▸ Short exercise
Every line that contains the word "impôt" should be copied.

▸ Material provided
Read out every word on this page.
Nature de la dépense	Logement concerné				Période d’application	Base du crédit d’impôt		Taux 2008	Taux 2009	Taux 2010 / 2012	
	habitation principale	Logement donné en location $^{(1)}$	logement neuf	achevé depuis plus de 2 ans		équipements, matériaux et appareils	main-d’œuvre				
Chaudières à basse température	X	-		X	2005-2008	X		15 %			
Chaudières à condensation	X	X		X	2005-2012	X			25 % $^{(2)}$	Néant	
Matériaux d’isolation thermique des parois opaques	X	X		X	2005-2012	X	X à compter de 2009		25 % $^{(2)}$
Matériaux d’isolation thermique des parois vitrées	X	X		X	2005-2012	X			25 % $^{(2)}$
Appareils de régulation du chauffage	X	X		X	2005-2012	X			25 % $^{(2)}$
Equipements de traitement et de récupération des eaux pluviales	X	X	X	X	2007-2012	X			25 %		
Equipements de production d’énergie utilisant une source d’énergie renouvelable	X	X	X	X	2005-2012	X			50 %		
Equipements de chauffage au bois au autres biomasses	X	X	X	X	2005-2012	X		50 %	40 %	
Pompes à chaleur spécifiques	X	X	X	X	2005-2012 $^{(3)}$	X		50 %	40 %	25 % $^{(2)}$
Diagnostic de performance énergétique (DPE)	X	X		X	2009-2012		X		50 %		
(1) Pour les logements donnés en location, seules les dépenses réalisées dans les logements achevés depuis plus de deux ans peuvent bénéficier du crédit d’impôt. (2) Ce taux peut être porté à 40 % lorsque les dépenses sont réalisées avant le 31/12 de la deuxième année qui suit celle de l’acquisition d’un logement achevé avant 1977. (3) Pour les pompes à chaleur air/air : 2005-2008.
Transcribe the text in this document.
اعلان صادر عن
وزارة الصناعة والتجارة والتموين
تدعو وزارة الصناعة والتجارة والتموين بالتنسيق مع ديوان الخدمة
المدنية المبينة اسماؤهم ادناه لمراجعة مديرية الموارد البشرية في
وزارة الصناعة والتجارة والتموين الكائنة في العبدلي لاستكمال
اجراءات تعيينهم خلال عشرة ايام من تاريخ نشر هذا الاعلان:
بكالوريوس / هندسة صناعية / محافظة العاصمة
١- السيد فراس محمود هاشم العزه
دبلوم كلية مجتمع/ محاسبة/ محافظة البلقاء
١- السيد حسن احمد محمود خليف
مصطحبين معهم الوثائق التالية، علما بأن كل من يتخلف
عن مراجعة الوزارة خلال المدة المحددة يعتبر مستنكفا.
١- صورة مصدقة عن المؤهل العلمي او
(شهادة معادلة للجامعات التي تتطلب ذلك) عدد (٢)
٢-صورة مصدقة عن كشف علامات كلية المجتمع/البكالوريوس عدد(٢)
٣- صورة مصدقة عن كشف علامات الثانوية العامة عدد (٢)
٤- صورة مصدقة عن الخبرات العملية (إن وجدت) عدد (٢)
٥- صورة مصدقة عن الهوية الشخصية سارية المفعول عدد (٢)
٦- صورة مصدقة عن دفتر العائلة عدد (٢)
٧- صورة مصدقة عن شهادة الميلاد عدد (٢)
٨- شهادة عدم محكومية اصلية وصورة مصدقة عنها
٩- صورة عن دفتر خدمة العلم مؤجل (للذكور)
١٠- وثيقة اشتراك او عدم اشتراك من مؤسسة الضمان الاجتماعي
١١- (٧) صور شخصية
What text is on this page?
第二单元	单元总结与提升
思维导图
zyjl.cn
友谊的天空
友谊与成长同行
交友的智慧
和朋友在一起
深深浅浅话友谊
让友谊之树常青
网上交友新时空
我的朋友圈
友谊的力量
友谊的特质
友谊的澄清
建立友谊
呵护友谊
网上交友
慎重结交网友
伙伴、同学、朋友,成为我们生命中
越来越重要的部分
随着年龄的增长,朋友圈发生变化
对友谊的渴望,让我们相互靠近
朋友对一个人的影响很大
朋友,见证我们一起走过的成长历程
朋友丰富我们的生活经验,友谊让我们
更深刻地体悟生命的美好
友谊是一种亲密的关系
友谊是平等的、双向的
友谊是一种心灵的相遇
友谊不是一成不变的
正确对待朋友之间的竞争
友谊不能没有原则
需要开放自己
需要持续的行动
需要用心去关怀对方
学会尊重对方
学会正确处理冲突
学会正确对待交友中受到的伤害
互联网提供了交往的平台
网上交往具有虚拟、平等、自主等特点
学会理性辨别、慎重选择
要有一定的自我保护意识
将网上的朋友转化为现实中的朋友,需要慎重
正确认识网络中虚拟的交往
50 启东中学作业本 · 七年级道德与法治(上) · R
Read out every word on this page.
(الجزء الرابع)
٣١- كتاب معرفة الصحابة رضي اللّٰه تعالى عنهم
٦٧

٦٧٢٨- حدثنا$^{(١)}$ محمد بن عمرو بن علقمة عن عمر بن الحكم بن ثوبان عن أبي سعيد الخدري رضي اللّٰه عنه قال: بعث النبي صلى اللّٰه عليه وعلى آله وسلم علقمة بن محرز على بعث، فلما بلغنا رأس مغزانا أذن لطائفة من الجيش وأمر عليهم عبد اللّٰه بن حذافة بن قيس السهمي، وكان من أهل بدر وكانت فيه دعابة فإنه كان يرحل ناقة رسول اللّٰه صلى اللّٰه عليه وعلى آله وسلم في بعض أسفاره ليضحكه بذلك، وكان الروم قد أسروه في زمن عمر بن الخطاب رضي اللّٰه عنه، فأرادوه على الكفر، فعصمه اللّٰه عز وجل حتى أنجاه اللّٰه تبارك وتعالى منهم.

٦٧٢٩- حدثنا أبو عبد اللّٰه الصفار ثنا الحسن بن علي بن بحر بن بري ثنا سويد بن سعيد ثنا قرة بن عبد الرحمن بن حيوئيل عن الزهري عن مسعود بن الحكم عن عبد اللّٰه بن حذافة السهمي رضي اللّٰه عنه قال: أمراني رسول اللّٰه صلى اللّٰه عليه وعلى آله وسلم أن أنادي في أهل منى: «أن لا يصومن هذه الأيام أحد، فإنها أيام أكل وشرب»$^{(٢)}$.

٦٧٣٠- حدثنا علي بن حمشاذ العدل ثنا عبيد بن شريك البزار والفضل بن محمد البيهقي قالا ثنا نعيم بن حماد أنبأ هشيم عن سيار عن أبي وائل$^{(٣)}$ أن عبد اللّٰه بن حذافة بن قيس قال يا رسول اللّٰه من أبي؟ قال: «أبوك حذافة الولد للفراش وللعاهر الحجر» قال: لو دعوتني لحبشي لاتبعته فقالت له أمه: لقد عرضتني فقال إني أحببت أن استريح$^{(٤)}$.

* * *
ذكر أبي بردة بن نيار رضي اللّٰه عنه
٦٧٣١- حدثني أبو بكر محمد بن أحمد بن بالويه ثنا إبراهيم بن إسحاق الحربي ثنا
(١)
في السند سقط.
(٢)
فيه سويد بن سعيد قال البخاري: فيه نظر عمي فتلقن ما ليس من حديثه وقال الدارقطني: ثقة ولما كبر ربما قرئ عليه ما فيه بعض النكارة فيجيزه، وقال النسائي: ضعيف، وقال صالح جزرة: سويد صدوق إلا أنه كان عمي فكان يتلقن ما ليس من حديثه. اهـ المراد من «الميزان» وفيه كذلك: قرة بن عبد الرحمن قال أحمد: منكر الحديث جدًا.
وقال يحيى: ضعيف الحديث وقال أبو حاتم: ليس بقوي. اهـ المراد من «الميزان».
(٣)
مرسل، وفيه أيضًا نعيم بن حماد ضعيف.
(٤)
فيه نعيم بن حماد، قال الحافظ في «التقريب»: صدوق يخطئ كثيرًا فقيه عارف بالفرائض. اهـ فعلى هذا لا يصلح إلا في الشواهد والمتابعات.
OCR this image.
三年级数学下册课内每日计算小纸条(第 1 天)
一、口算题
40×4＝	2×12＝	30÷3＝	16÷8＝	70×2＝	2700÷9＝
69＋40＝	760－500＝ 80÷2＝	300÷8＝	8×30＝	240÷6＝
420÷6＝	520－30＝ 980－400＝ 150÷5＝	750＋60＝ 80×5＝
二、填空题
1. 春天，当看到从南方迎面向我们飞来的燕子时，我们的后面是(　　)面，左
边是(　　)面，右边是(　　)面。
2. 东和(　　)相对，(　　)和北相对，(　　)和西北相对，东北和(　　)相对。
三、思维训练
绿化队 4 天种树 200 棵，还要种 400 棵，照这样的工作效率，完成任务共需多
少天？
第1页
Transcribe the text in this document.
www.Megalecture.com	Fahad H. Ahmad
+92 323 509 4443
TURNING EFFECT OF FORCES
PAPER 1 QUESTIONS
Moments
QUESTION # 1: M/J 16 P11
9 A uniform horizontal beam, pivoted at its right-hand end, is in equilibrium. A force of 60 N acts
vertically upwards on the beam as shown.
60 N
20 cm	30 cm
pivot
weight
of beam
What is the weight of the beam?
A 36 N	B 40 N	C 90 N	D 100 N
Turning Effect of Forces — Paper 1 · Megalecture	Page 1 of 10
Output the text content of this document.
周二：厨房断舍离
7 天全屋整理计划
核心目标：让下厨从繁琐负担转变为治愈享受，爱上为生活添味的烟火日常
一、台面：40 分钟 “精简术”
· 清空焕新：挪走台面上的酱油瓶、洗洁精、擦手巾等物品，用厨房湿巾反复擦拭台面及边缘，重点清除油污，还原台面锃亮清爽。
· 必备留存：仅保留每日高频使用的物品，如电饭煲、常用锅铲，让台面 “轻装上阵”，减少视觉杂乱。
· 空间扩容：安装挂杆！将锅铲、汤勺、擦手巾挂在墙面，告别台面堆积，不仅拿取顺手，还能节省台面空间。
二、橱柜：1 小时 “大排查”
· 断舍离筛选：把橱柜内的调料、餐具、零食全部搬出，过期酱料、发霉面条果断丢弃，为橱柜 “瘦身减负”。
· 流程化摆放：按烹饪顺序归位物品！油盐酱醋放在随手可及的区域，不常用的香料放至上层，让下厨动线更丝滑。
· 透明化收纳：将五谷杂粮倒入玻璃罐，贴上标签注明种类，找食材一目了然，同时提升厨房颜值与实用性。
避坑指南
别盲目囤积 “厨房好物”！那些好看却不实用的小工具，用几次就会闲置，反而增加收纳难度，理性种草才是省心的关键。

▸ Task result
Nature de la dépense	Logement concerné				Période d’application	Base du crédit d’impôt		Taux 2008	Taux 2009	Taux 2010 / 2012	
(1) Pour les logements donnés en location, seules les dépenses réalisées dans les logements achevés depuis plus de deux ans peuvent bénéficier du crédit d’impôt. (2) Ce taux peut être porté à 40 % lorsque les dépenses sont réalisées avant le 31/12 de la deuxième année qui suit celle de l’acquisition d’un logement achevé avant 1977. (3) Pour les pompes à chaleur air/air : 2005-2008.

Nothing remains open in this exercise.